**WHAT YOU ARE ASKED TO DO**
Go through the data and copy every line exactly, but not the images.

**INFORMATION GIVEN**
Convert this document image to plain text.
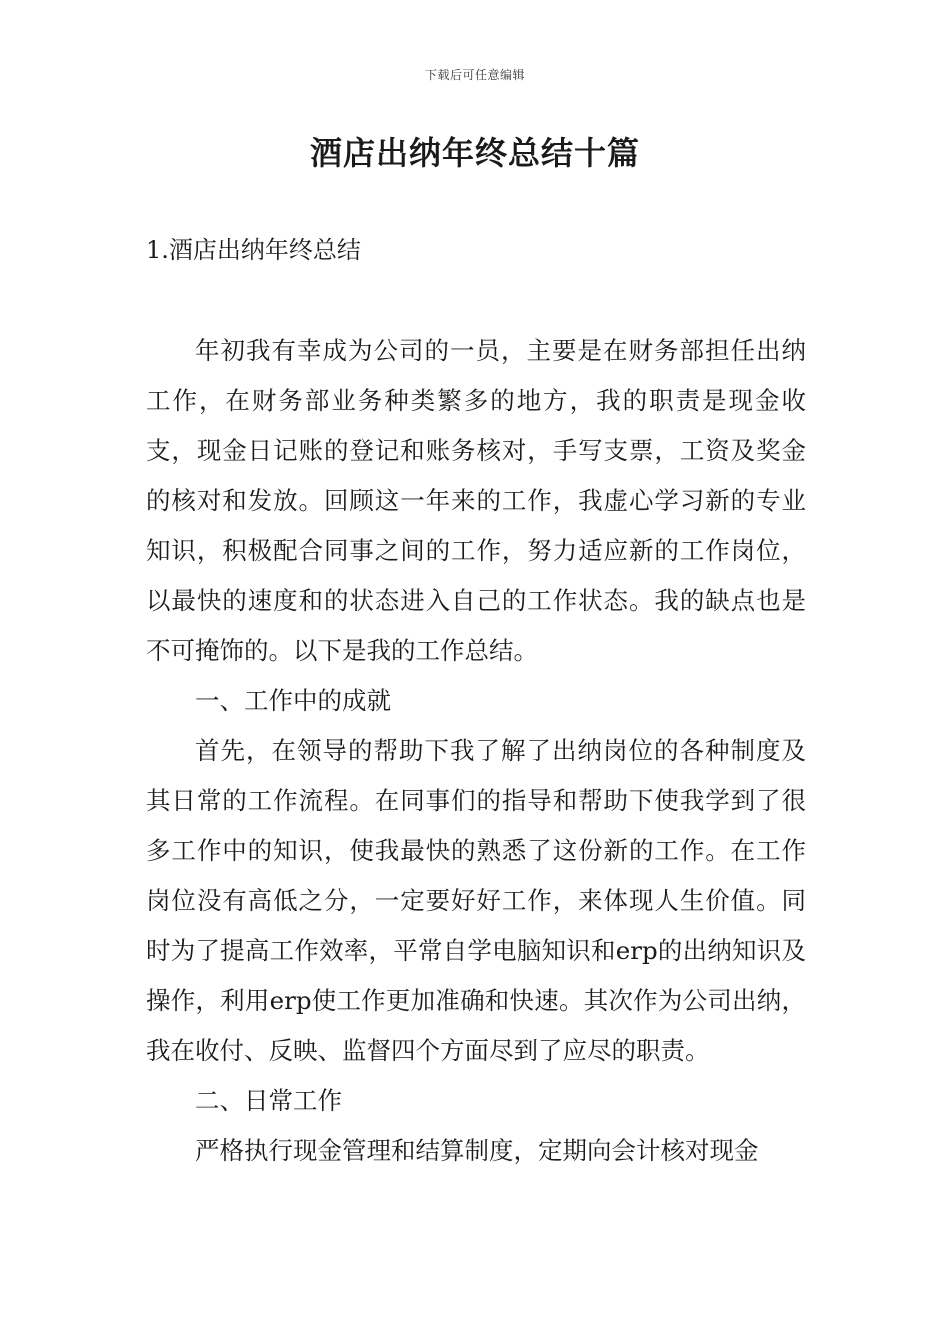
下载后可任意编辑
酒店出纳年终总结十篇
1.酒店出纳年终总结

年初我有幸成为公司的一员，主要是在财务部担任出纳工作，在财务部业务种类繁多的地方，我的职责是现金收支，现金日记账的登记和账务核对，手写支票，工资及奖金的核对和发放。回顾这一年来的工作，我虚心学习新的专业知识，积极配合同事之间的工作，努力适应新的工作岗位，以最快的速度和的状态进入自己的工作状态。我的缺点也是不可掩饰的。以下是我的工作总结。

一、工作中的成就

首先，在领导的帮助下我了解了出纳岗位的各种制度及其日常的工作流程。在同事们的指导和帮助下使我学到了很多工作中的知识，使我最快的熟悉了这份新的工作。在工作岗位没有高低之分，一定要好好工作，来体现人生价值。同时为了提高工作效率，平常自学电脑知识和erp的出纳知识及操作，利用erp使工作更加准确和快速。其次作为公司出纳，我在收付、反映、监督四个方面尽到了应尽的职责。

二、日常工作

严格执行现金管理和结算制度，定期向会计核对现金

**EXERCISE RESPONSE**
Convert this document image to plain text.
下载后可任意编辑
酒店出纳年终总结十篇
1.酒店出纳年终总结

年初我有幸成为公司的一员，主要是在财务部担任出纳工作，在财务部业务种类繁多的地方，我的职责是现金收支，现金日记账的登记和账务核对，手写支票，工资及奖金的核对和发放。回顾这一年来的工作，我虚心学习新的专业知识，积极配合同事之间的工作，努力适应新的工作岗位，以最快的速度和的状态进入自己的工作状态。我的缺点也是不可掩饰的。以下是我的工作总结。

一、工作中的成就

首先，在领导的帮助下我了解了出纳岗位的各种制度及其日常的工作流程。在同事们的指导和帮助下使我学到了很多工作中的知识，使我最快的熟悉了这份新的工作。在工作岗位没有高低之分，一定要好好工作，来体现人生价值。同时为了提高工作效率，平常自学电脑知识和erp的出纳知识及操作，利用erp使工作更加准确和快速。其次作为公司出纳，我在收付、反映、监督四个方面尽到了应尽的职责。

二、日常工作

严格执行现金管理和结算制度，定期向会计核对现金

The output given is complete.